*EXCERPTED RECORDS:*
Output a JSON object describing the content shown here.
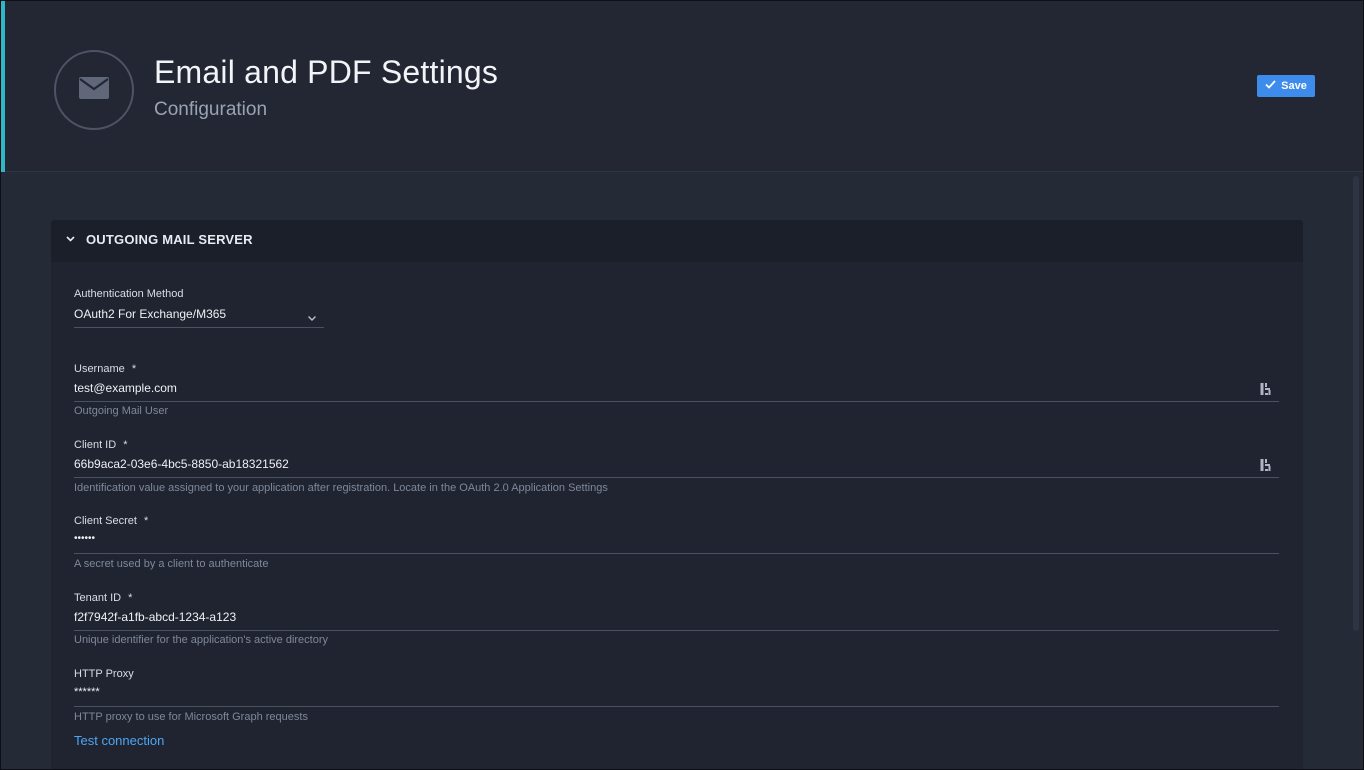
{
  "header": {
    "icon": "mail-icon",
    "title": "Email and PDF Settings",
    "subtitle": "Configuration",
    "save_label": "Save",
    "save_icon": "check-icon",
    "accent_color": "#2fb7c6",
    "button_color": "#3d8bea"
  },
  "section": {
    "title": "OUTGOING MAIL SERVER",
    "toggle_icon": "chevron-down-icon"
  },
  "fields": {
    "auth_method": {
      "label": "Authentication Method",
      "value": "OAuth2 For Exchange/M365"
    },
    "username": {
      "label": "Username",
      "required": "*",
      "value": "test@example.com",
      "help": "Outgoing Mail User"
    },
    "client_id": {
      "label": "Client ID",
      "required": "*",
      "value": "66b9aca2-03e6-4bc5-8850-ab18321562",
      "help": "Identification value assigned to your application after registration. Locate in the OAuth 2.0 Application Settings"
    },
    "client_secret": {
      "label": "Client Secret",
      "required": "*",
      "value": "••••••",
      "help": "A secret used by a client to authenticate"
    },
    "tenant_id": {
      "label": "Tenant ID",
      "required": "*",
      "value": "f2f7942f-a1fb-abcd-1234-a123",
      "help": "Unique identifier for the application's active directory"
    },
    "http_proxy": {
      "label": "HTTP Proxy",
      "value": "******",
      "help": "HTTP proxy to use for Microsoft Graph requests"
    }
  },
  "test_connection_label": "Test connection",
  "link_color": "#4fa6f3"
}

*PROBLEM TO SOLVE:* Quote the material word for word, dropping any images it holds.

*RESPONSE BELOW:*
Output a JSON object describing the content shown here.
{
  "header": {
    "icon": "mail-icon",
    "title": "Email and PDF Settings",
    "subtitle": "Configuration",
    "save_label": "Save",
    "save_icon": "check-icon",
    "accent_color": "#2fb7c6",
    "button_color": "#3d8bea"
  },
  "section": {
    "title": "OUTGOING MAIL SERVER",
    "toggle_icon": "chevron-down-icon"
  },
  "fields": {
    "auth_method": {
      "label": "Authentication Method",
      "value": "OAuth2 For Exchange/M365"
    },
    "username": {
      "label": "Username",
      "required": "*",
      "value": "test@example.com",
      "help": "Outgoing Mail User"
    },
    "client_id": {
      "label": "Client ID",
      "required": "*",
      "value": "66b9aca2-03e6-4bc5-8850-ab18321562",
      "help": "Identification value assigned to your application after registration. Locate in the OAuth 2.0 Application Settings"
    },
    "client_secret": {
      "label": "Client Secret",
      "required": "*",
      "value": "••••••",
      "help": "A secret used by a client to authenticate"
    },
    "tenant_id": {
      "label": "Tenant ID",
      "required": "*",
      "value": "f2f7942f-a1fb-abcd-1234-a123",
      "help": "Unique identifier for the application's active directory"
    },
    "http_proxy": {
      "label": "HTTP Proxy",
      "value": "******",
      "help": "HTTP proxy to use for Microsoft Graph requests"
    }
  },
  "test_connection_label": "Test connection",
  "link_color": "#4fa6f3"
}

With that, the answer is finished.